_What the exercise asks_. Drop all images and give the records again exactly.

_Stored rows_.
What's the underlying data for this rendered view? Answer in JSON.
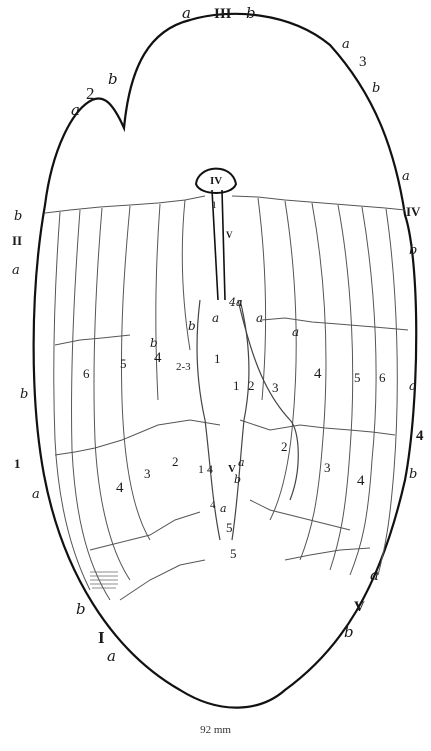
{
  "caption": "92 mm",
  "labels": {
    "top_a": "a",
    "top_III": "III",
    "top_b": "b",
    "tr_a": "a",
    "tr_3": "3",
    "tr_b": "b",
    "tl_2": "2",
    "tl_b": "b",
    "tl_a": "a",
    "cap_IV": "IV",
    "cap_1": "1",
    "cap_V": "V",
    "left_b": "b",
    "left_II": "II",
    "left_a": "a",
    "right_a": "a",
    "right_IV": "IV",
    "right_b": "b",
    "mid_4a": "4a",
    "mid_b": "b",
    "mid_a1": "a",
    "mid_a2": "a",
    "mid_b2": "b",
    "mid_1": "1",
    "row_6": "6",
    "row_5": "5",
    "row_4": "4",
    "row_2_3": "2-3",
    "row_1b": "1",
    "row_2": "2",
    "row_3": "3",
    "row_4r": "4",
    "row_5r": "5",
    "row_6r": "6",
    "left_b2": "b",
    "left_1": "1",
    "left_a2": "a",
    "right_a2": "a",
    "right_4": "4",
    "right_b2": "b",
    "low_4l": "4",
    "low_3l": "3",
    "low_2l": "2",
    "low_14": "1 4",
    "low_V": "V",
    "low_a": "a",
    "low_b": "b",
    "low_2r": "2",
    "low_3r": "3",
    "low_4r": "4",
    "low_4a": "4",
    "low_a2": "a",
    "low_5": "5",
    "low_5b": "5",
    "bl_b": "b",
    "bl_I": "I",
    "bl_a": "a",
    "br_a": "a",
    "br_V": "V",
    "br_b": "b"
  }
}
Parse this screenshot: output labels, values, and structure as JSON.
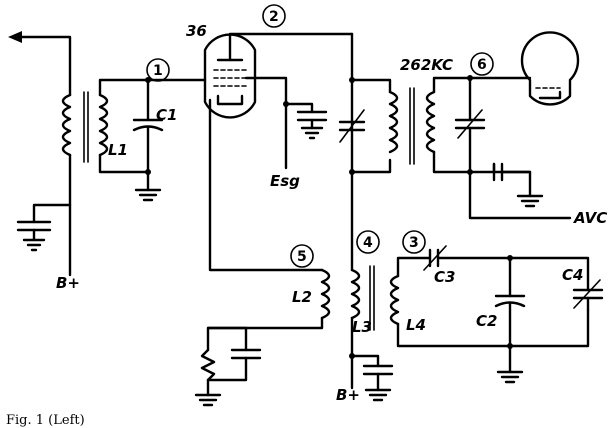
{
  "labels": {
    "tube1": "36",
    "freq": "262KC",
    "C1": "C1",
    "L1": "L1",
    "Esg": "Esg",
    "Bplus_left": "B+",
    "Bplus_bottom": "B+",
    "AVC": "AVC",
    "L2": "L2",
    "L3": "L3",
    "L4": "L4",
    "C2": "C2",
    "C3": "C3",
    "C4": "C4"
  },
  "points": [
    "1",
    "2",
    "3",
    "4",
    "5",
    "6"
  ],
  "caption": "Fig. 1 (Left)"
}
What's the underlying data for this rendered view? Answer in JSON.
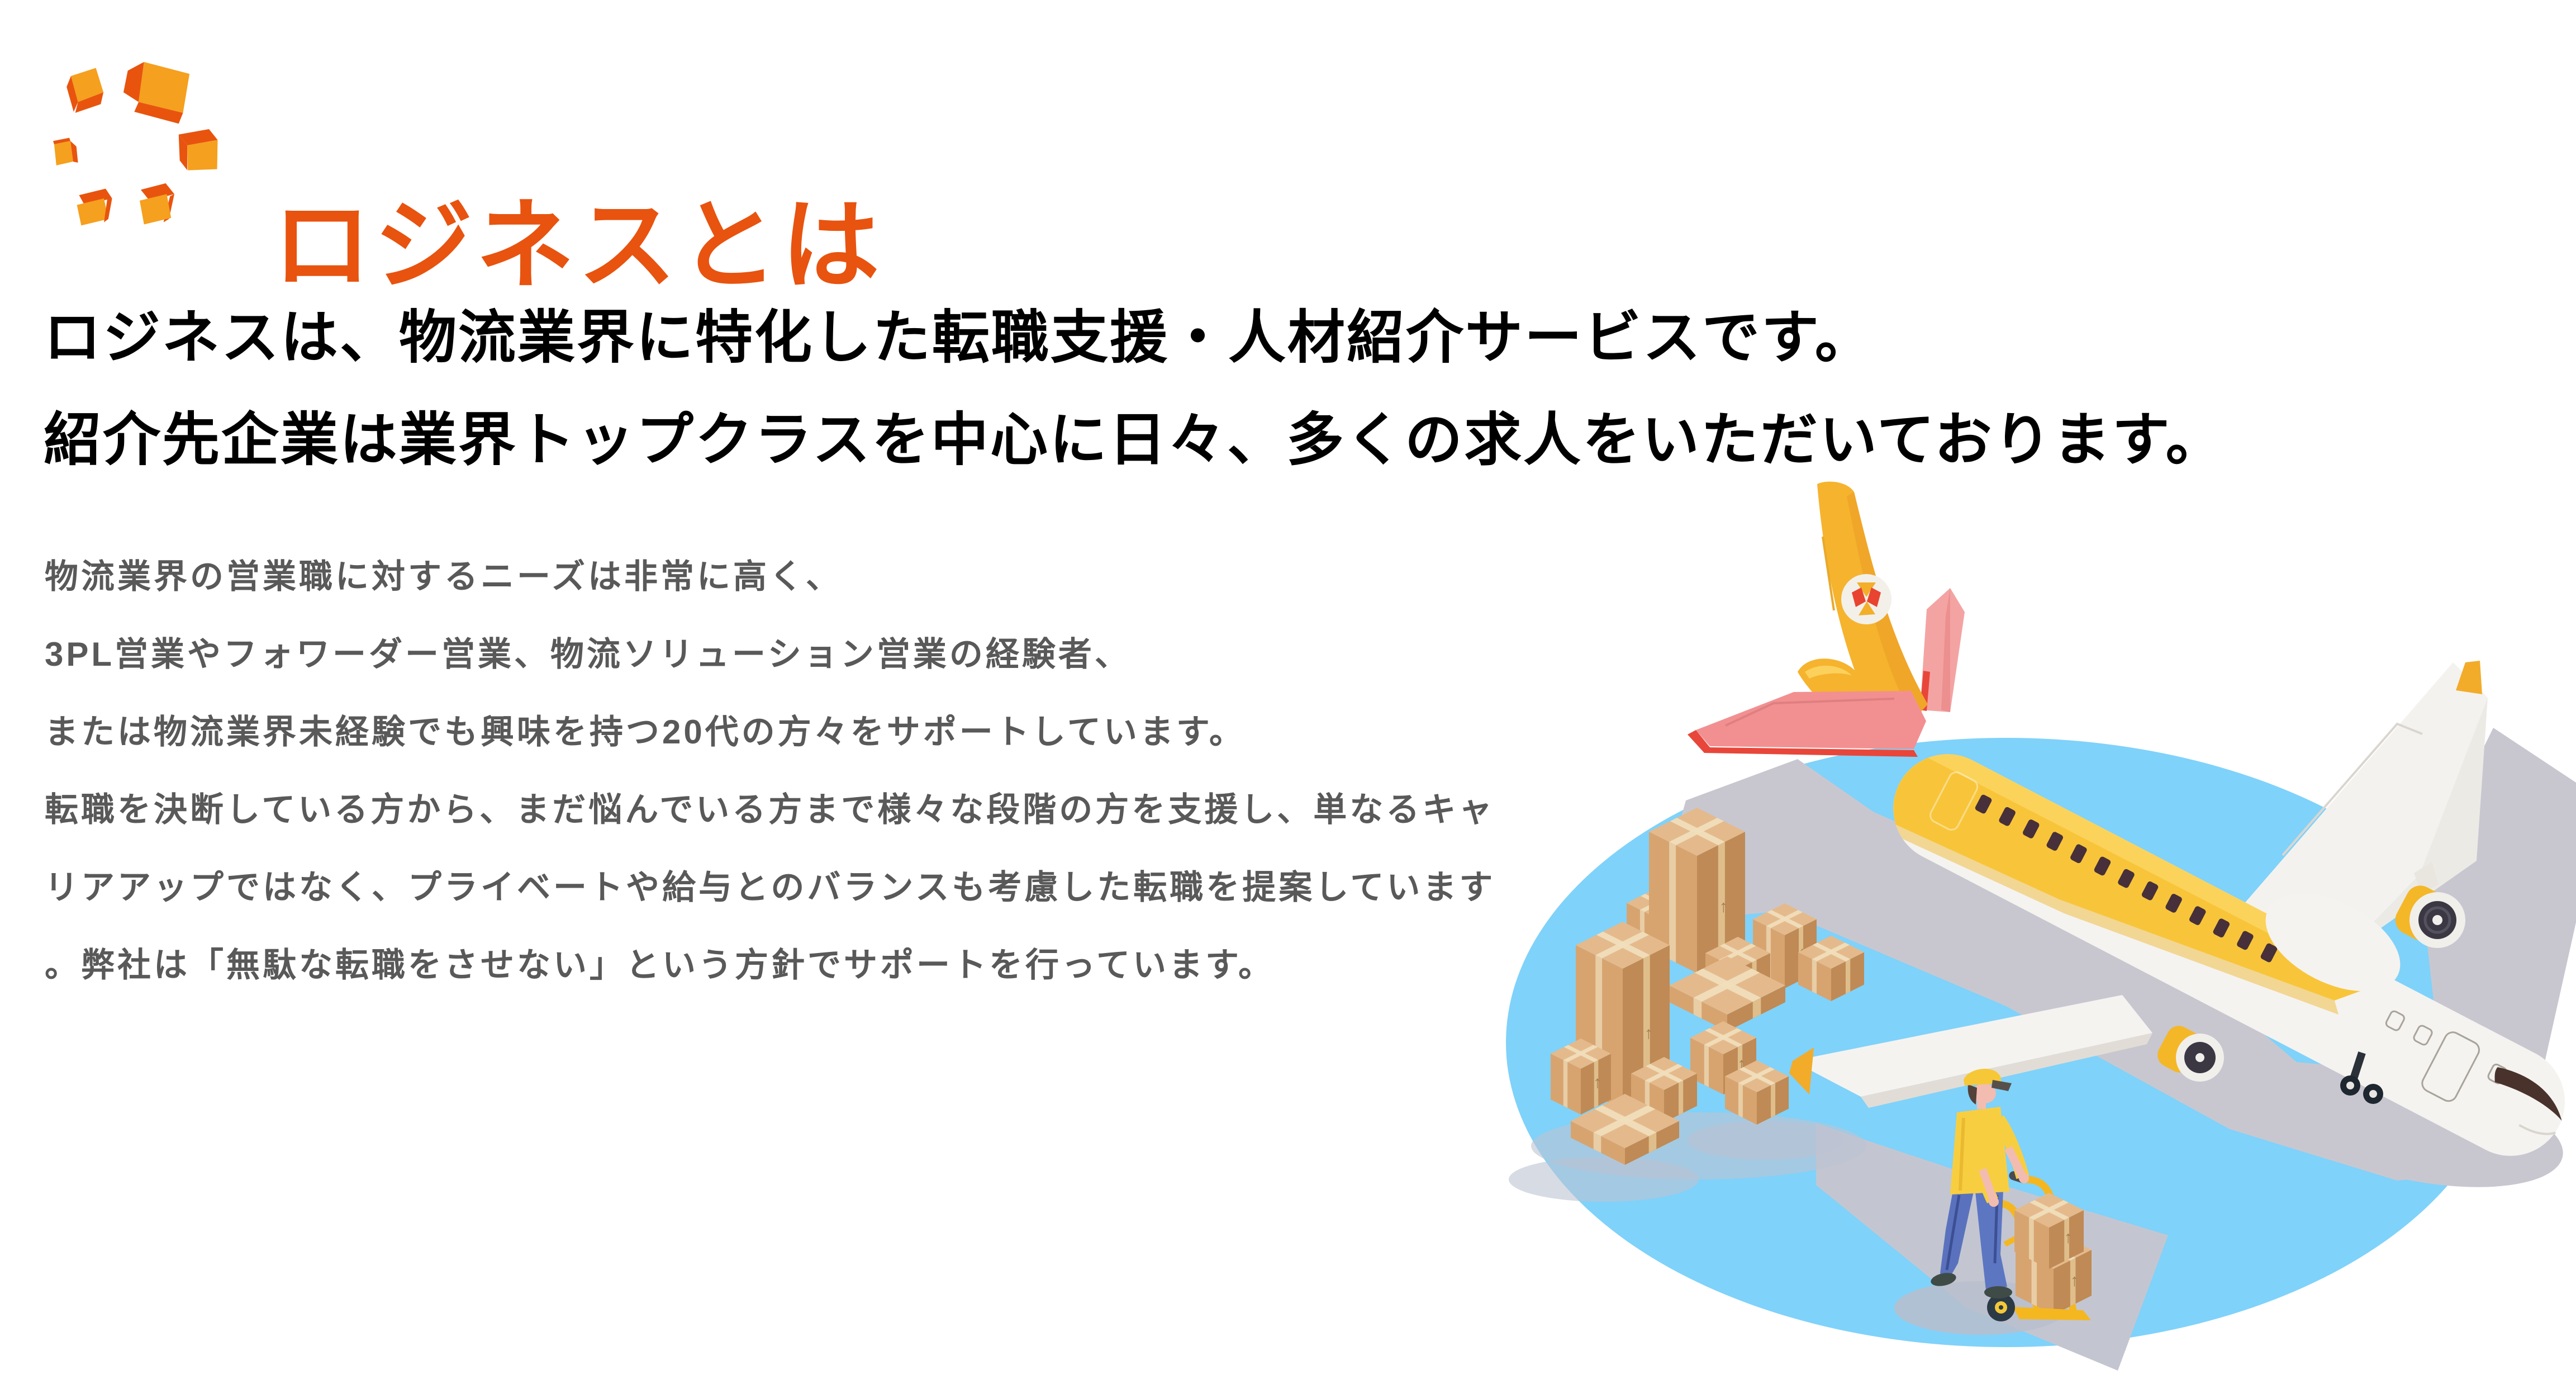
{
  "page": {
    "background": "#FFFFFF"
  },
  "logo": {
    "name": "logines-cubes-logo",
    "color_amber": "#F5A01E",
    "color_red_orange": "#E8540E"
  },
  "section": {
    "title": "ロジネスとは",
    "title_color": "#E8530F",
    "headline_lines": [
      "ロジネスは、物流業界に特化した転職支援・人材紹介サービスです。",
      "紹介先企業は業界トップクラスを中心に日々、多くの求人をいただいております。"
    ],
    "body_lines": [
      "物流業界の営業職に対するニーズは非常に高く、",
      "3PL営業やフォワーダー営業、物流ソリューション営業の経験者、",
      "または物流業界未経験でも興味を持つ20代の方々をサポートしています。",
      "転職を決断している方から、まだ悩んでいる方まで様々な段階の方を支援し、単なるキャ",
      "リアアップではなく、プライベートや給与とのバランスも考慮した転職を提案しています",
      "。弊社は「無駄な転職をさせない」という方針でサポートを行っています。"
    ],
    "body_color": "#595959"
  },
  "illustration": {
    "description": "isometric cargo airplane on light blue oval with cardboard boxes and a worker pushing a hand truck",
    "sky_blue": "#7FD2FA",
    "shadow_gray": "#C8C7D0",
    "plane_yellow": "#F8C53A",
    "stabilizer_pink": "#F29091",
    "cardboard": "#D7A470"
  }
}
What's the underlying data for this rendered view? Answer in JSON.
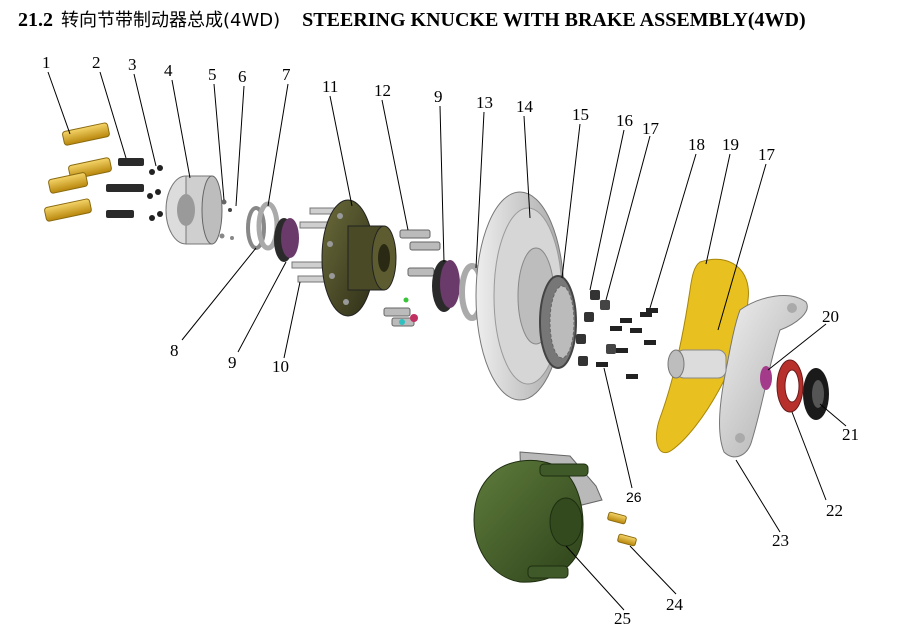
{
  "title": {
    "number": "21.2",
    "chinese": "转向节带制动器总成(4WD)",
    "english": "STEERING KNUCKE WITH BRAKE ASSEMBLY(4WD)"
  },
  "callouts": [
    "1",
    "2",
    "3",
    "4",
    "5",
    "6",
    "7",
    "8",
    "9",
    "10",
    "11",
    "12",
    "9",
    "13",
    "14",
    "15",
    "16",
    "17",
    "18",
    "19",
    "17",
    "20",
    "21",
    "22",
    "23",
    "24",
    "25",
    "26"
  ],
  "colors": {
    "brass": "#d9a520",
    "rotor": "#cfcfcf",
    "hub": "#4a4a26",
    "seal": "#6a3a6a",
    "shield": "#e8c020",
    "caliper": "#3f5a28",
    "knuckle": "#d6d6d6",
    "bolt": "#2a2a2a"
  }
}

_Exercise output_.
What's the underlying data for this rendered view? Answer in JSON.
{
  "caption": "92 mm",
  "labels": {
    "top_a": "a",
    "top_III": "III",
    "top_b": "b",
    "tr_a": "a",
    "tr_3": "3",
    "tr_b": "b",
    "tl_2": "2",
    "tl_b": "b",
    "tl_a": "a",
    "cap_IV": "IV",
    "cap_1": "1",
    "cap_V": "V",
    "left_b": "b",
    "left_II": "II",
    "left_a": "a",
    "right_a": "a",
    "right_IV": "IV",
    "right_b": "b",
    "mid_4a": "4a",
    "mid_b": "b",
    "mid_a1": "a",
    "mid_a2": "a",
    "mid_b2": "b",
    "mid_1": "1",
    "row_6": "6",
    "row_5": "5",
    "row_4": "4",
    "row_2_3": "2-3",
    "row_1b": "1",
    "row_2": "2",
    "row_3": "3",
    "row_4r": "4",
    "row_5r": "5",
    "row_6r": "6",
    "left_b2": "b",
    "left_1": "1",
    "left_a2": "a",
    "right_a2": "a",
    "right_4": "4",
    "right_b2": "b",
    "low_4l": "4",
    "low_3l": "3",
    "low_2l": "2",
    "low_14": "1 4",
    "low_V": "V",
    "low_a": "a",
    "low_b": "b",
    "low_2r": "2",
    "low_3r": "3",
    "low_4r": "4",
    "low_4a": "4",
    "low_a2": "a",
    "low_5": "5",
    "low_5b": "5",
    "bl_b": "b",
    "bl_I": "I",
    "bl_a": "a",
    "br_a": "a",
    "br_V": "V",
    "br_b": "b"
  }
}
Parse this screenshot: output labels, values, and structure as JSON.
{
  "labels": {
    "tube1": "36",
    "freq": "262KC",
    "C1": "C1",
    "L1": "L1",
    "Esg": "Esg",
    "Bplus_left": "B+",
    "Bplus_bottom": "B+",
    "AVC": "AVC",
    "L2": "L2",
    "L3": "L3",
    "L4": "L4",
    "C2": "C2",
    "C3": "C3",
    "C4": "C4"
  },
  "points": [
    "1",
    "2",
    "3",
    "4",
    "5",
    "6"
  ],
  "caption": "Fig. 1 (Left)"
}
What's the underlying data for this rendered view? Answer in JSON.
{
  "page": {
    "background": "#FFFFFF"
  },
  "logo": {
    "name": "logines-cubes-logo",
    "color_amber": "#F5A01E",
    "color_red_orange": "#E8540E"
  },
  "section": {
    "title": "ロジネスとは",
    "title_color": "#E8530F",
    "headline_lines": [
      "ロジネスは、物流業界に特化した転職支援・人材紹介サービスです。",
      "紹介先企業は業界トップクラスを中心に日々、多くの求人をいただいております。"
    ],
    "body_lines": [
      "物流業界の営業職に対するニーズは非常に高く、",
      "3PL営業やフォワーダー営業、物流ソリューション営業の経験者、",
      "または物流業界未経験でも興味を持つ20代の方々をサポートしています。",
      "転職を決断している方から、まだ悩んでいる方まで様々な段階の方を支援し、単なるキャ",
      "リアアップではなく、プライベートや給与とのバランスも考慮した転職を提案しています",
      "。弊社は「無駄な転職をさせない」という方針でサポートを行っています。"
    ],
    "body_color": "#595959"
  },
  "illustration": {
    "description": "isometric cargo airplane on light blue oval with cardboard boxes and a worker pushing a hand truck",
    "sky_blue": "#7FD2FA",
    "shadow_gray": "#C8C7D0",
    "plane_yellow": "#F8C53A",
    "stabilizer_pink": "#F29091",
    "cardboard": "#D7A470"
  }
}
What's the underlying data for this rendered view? Answer in JSON.
{
  "title": {
    "number": "21.2",
    "chinese": "转向节带制动器总成(4WD)",
    "english": "STEERING KNUCKE WITH BRAKE ASSEMBLY(4WD)"
  },
  "callouts": [
    "1",
    "2",
    "3",
    "4",
    "5",
    "6",
    "7",
    "8",
    "9",
    "10",
    "11",
    "12",
    "9",
    "13",
    "14",
    "15",
    "16",
    "17",
    "18",
    "19",
    "17",
    "20",
    "21",
    "22",
    "23",
    "24",
    "25",
    "26"
  ],
  "colors": {
    "brass": "#d9a520",
    "rotor": "#cfcfcf",
    "hub": "#4a4a26",
    "seal": "#6a3a6a",
    "shield": "#e8c020",
    "caliper": "#3f5a28",
    "knuckle": "#d6d6d6",
    "bolt": "#2a2a2a"
  }
}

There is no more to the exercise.